Return a copy of every line in the records that includes the word "structured".

··· Task input ···

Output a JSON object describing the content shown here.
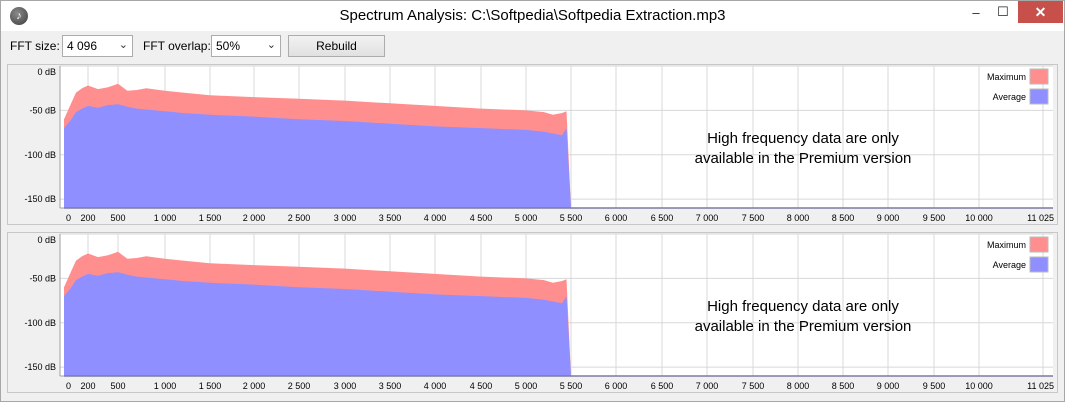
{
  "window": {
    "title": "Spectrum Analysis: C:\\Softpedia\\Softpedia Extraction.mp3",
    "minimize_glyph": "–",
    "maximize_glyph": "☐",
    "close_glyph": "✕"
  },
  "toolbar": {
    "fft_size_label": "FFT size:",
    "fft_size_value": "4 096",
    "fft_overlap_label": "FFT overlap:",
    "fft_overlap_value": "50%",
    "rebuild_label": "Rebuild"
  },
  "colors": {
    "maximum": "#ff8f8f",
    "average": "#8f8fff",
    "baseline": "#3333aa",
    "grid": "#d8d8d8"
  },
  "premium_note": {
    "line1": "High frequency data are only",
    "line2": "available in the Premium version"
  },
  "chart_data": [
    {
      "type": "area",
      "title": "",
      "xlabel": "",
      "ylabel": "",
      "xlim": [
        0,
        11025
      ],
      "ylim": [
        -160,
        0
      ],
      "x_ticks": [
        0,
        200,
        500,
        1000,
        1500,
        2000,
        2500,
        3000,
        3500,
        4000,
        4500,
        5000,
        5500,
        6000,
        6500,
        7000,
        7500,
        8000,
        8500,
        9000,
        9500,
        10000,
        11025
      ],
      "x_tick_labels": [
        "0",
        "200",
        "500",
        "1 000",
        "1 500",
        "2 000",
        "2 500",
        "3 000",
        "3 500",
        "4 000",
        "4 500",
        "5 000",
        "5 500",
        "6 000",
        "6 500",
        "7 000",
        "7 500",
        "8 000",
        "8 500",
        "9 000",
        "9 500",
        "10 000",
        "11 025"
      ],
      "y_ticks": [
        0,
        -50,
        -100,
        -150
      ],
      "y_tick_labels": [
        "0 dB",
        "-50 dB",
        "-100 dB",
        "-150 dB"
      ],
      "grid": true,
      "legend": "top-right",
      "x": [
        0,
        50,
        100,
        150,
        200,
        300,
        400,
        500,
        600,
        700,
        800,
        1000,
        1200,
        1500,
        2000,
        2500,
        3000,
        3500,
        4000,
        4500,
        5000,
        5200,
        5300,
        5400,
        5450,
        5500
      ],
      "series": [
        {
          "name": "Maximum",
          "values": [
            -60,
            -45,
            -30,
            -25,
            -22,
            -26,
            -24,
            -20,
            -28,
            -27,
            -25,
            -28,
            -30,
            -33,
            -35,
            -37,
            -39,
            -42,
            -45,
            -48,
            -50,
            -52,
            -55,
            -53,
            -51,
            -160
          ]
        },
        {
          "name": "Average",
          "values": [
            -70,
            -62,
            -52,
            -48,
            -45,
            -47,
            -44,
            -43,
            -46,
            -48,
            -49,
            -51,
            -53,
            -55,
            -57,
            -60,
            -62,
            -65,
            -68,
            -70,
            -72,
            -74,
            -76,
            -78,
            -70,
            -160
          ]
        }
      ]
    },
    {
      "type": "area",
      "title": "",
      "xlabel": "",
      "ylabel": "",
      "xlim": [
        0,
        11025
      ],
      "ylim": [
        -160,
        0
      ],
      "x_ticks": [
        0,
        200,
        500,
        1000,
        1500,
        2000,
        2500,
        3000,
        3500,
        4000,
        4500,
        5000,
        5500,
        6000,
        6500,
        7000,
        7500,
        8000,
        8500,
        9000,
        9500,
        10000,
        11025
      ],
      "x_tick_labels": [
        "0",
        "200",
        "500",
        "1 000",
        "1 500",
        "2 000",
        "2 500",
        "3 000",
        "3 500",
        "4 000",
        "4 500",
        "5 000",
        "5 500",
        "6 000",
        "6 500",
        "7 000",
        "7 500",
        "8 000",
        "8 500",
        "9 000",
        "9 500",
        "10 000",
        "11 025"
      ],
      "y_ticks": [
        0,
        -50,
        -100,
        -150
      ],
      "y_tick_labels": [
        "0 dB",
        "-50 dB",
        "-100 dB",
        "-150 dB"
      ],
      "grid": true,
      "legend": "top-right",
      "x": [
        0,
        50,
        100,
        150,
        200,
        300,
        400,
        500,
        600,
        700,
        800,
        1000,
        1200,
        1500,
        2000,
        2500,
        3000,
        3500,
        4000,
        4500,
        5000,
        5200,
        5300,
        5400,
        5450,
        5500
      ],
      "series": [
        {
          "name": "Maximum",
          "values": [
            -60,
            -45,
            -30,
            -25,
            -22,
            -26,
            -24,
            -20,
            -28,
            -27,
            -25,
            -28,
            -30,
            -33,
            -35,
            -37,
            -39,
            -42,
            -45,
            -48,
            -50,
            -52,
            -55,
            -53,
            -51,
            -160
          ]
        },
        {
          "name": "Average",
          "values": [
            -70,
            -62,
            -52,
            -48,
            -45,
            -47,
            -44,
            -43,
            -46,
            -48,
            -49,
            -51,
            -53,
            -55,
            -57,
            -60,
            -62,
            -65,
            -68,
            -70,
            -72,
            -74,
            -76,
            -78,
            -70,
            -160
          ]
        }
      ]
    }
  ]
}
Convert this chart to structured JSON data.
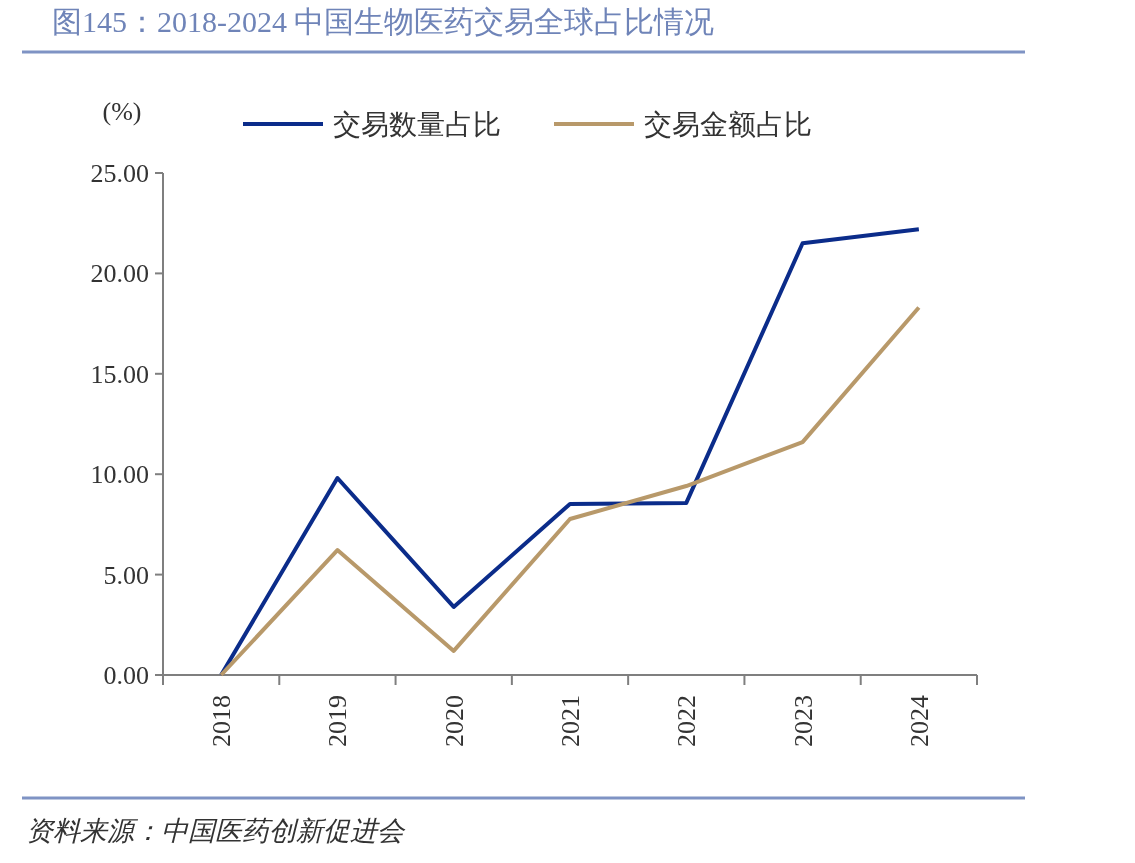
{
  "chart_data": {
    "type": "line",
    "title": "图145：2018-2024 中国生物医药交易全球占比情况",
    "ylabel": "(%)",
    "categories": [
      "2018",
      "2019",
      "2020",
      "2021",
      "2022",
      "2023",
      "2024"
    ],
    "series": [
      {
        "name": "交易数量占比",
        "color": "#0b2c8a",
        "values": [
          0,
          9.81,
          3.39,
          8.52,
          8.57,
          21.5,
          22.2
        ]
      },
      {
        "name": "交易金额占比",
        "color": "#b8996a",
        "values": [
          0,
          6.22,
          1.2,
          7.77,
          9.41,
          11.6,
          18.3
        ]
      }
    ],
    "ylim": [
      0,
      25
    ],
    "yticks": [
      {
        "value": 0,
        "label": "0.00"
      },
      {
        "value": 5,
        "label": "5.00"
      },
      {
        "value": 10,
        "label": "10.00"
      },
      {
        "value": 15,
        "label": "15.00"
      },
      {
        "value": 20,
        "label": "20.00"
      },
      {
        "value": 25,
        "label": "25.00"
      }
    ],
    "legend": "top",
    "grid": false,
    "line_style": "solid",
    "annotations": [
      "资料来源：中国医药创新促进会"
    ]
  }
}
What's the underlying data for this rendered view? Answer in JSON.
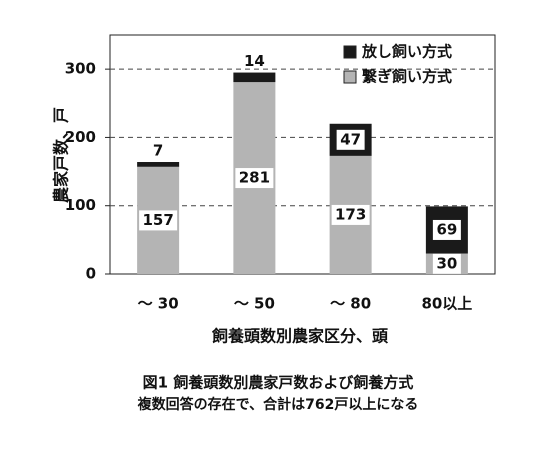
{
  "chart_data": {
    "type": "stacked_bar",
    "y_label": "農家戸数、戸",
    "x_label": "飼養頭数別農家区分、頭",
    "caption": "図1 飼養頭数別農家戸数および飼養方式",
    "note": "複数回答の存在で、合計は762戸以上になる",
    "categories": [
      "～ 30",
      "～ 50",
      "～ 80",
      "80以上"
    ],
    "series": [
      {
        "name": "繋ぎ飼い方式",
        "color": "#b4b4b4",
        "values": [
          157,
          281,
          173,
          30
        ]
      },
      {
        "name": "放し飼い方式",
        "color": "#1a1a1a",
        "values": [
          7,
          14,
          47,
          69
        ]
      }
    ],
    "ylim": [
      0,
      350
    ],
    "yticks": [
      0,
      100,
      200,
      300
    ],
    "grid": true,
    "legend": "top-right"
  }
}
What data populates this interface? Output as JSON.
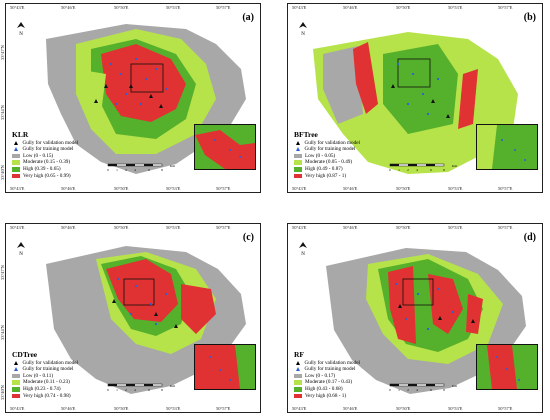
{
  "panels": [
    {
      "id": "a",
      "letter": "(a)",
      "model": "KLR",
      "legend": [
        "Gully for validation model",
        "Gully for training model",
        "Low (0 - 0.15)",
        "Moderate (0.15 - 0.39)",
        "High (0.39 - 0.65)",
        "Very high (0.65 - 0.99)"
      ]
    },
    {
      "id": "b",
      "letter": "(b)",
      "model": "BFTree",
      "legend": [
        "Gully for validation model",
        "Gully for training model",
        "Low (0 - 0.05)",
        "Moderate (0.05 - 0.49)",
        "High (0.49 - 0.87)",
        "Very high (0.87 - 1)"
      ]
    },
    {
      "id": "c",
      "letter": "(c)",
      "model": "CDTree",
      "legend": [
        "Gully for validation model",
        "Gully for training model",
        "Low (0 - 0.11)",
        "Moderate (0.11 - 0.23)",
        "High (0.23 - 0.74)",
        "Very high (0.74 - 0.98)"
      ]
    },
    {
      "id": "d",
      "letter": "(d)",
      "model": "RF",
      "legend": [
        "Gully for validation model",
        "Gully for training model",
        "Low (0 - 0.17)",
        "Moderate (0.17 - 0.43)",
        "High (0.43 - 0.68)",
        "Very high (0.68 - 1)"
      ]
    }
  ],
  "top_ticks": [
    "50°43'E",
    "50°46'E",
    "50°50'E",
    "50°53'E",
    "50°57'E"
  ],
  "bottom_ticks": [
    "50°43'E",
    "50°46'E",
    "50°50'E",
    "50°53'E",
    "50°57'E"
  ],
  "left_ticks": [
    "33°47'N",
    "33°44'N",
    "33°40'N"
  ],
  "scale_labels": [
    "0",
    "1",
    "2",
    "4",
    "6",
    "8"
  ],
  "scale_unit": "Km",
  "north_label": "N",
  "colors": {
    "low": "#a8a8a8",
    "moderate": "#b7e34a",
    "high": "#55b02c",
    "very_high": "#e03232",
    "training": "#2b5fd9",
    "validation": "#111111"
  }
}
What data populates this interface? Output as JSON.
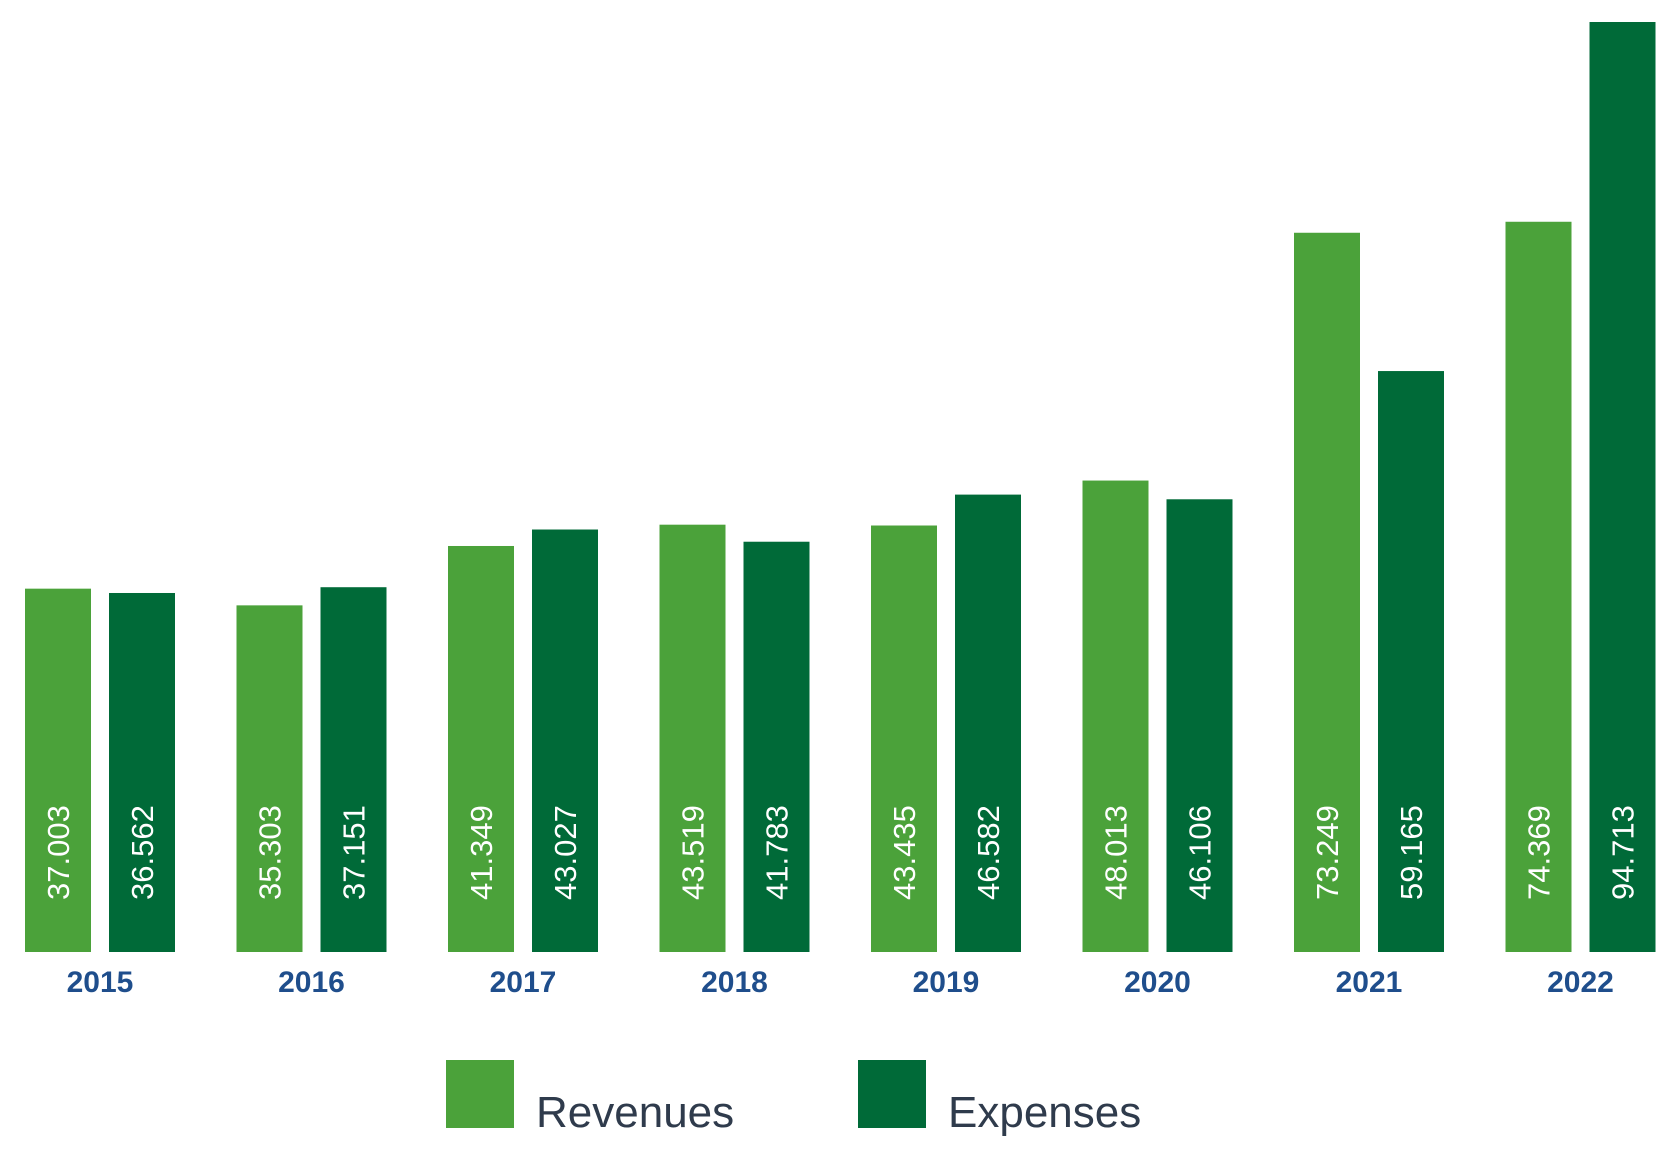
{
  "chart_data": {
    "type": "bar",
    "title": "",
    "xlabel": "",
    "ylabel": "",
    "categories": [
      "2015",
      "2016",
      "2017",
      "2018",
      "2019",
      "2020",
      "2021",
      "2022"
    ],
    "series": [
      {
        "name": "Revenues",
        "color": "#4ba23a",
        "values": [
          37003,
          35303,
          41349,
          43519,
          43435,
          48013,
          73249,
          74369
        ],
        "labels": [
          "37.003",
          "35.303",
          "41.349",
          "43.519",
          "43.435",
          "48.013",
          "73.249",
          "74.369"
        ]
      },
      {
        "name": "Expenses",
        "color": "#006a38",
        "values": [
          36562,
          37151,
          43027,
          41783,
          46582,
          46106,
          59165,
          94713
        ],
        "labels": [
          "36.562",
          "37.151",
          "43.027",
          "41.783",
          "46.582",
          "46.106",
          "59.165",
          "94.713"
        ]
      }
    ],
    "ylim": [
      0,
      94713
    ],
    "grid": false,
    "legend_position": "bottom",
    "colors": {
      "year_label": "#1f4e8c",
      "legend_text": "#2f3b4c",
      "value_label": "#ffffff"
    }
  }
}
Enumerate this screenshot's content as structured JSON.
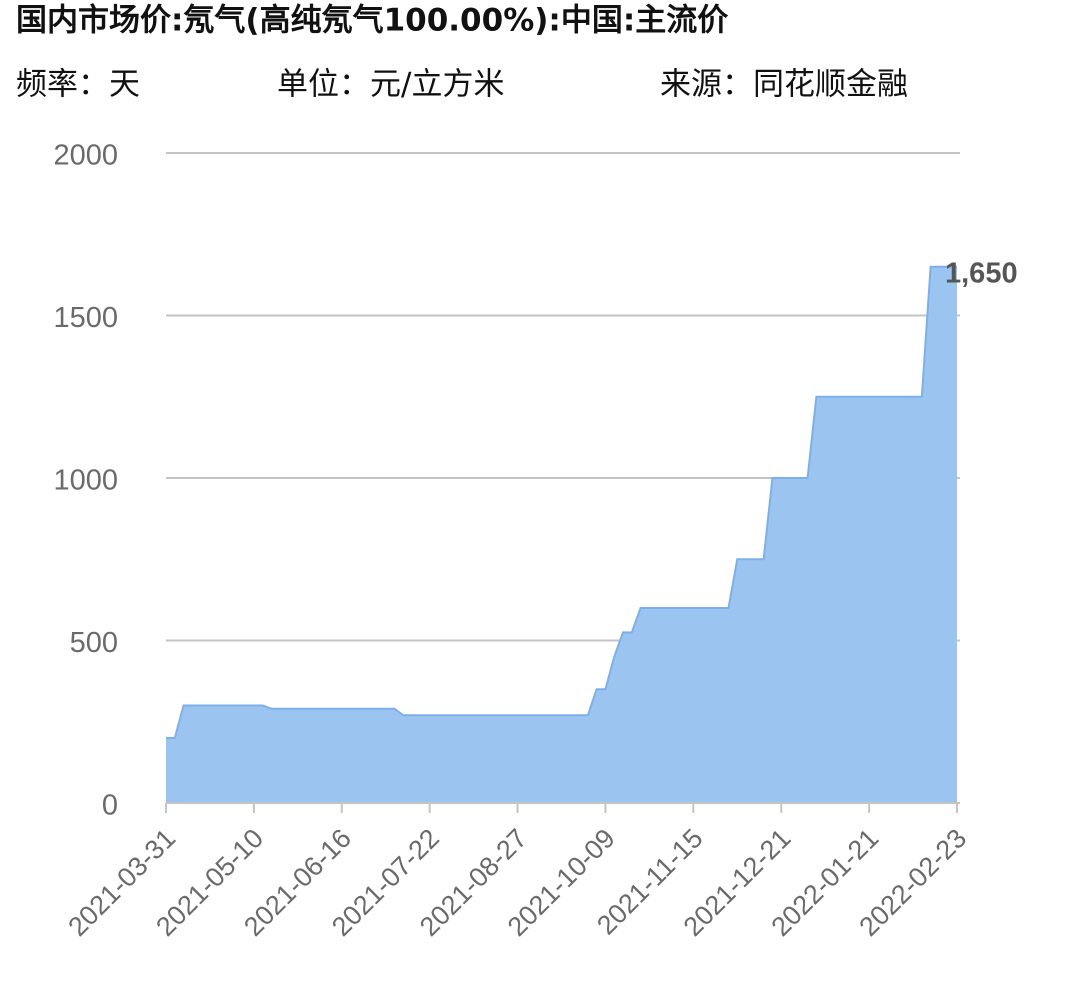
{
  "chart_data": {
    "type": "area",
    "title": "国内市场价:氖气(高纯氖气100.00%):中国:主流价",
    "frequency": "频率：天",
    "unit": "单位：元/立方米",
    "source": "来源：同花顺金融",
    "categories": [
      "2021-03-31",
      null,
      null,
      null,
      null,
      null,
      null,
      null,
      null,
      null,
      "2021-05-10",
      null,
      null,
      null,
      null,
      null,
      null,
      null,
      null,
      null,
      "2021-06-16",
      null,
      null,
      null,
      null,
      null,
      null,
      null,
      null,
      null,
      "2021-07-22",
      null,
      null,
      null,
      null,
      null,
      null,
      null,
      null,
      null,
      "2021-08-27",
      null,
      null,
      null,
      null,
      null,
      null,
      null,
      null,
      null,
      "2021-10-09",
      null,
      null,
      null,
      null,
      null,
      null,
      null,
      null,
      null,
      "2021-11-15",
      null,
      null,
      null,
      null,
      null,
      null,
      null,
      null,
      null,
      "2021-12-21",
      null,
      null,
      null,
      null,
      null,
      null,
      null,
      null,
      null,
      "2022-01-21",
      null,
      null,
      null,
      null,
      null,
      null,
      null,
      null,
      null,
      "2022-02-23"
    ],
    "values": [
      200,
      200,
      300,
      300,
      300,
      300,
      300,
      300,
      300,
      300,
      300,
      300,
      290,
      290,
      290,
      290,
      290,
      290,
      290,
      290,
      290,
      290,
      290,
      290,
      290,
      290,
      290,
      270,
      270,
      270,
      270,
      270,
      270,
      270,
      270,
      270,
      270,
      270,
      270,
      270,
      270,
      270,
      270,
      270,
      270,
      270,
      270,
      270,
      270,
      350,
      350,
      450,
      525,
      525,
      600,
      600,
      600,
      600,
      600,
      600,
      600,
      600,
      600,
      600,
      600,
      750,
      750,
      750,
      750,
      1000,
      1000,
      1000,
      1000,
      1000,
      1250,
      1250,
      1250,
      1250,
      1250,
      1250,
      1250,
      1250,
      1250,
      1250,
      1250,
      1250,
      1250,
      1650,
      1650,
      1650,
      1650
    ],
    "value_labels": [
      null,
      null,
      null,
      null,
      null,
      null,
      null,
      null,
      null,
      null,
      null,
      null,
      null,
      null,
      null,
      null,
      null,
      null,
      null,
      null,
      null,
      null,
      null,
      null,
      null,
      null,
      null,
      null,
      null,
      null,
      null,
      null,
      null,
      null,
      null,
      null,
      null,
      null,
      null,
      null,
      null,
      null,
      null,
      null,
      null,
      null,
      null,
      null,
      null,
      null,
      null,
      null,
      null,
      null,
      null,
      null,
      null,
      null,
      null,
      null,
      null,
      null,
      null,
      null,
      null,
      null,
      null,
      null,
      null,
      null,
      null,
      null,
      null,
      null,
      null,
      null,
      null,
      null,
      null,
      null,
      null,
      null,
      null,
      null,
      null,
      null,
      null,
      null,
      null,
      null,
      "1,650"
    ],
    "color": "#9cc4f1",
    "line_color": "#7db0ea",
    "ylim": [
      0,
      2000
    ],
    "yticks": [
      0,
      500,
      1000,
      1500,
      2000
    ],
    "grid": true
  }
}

···

■ Exercise result ■
Convert this chart to structured JSON data.
Enumerate this screenshot's content as structured JSON.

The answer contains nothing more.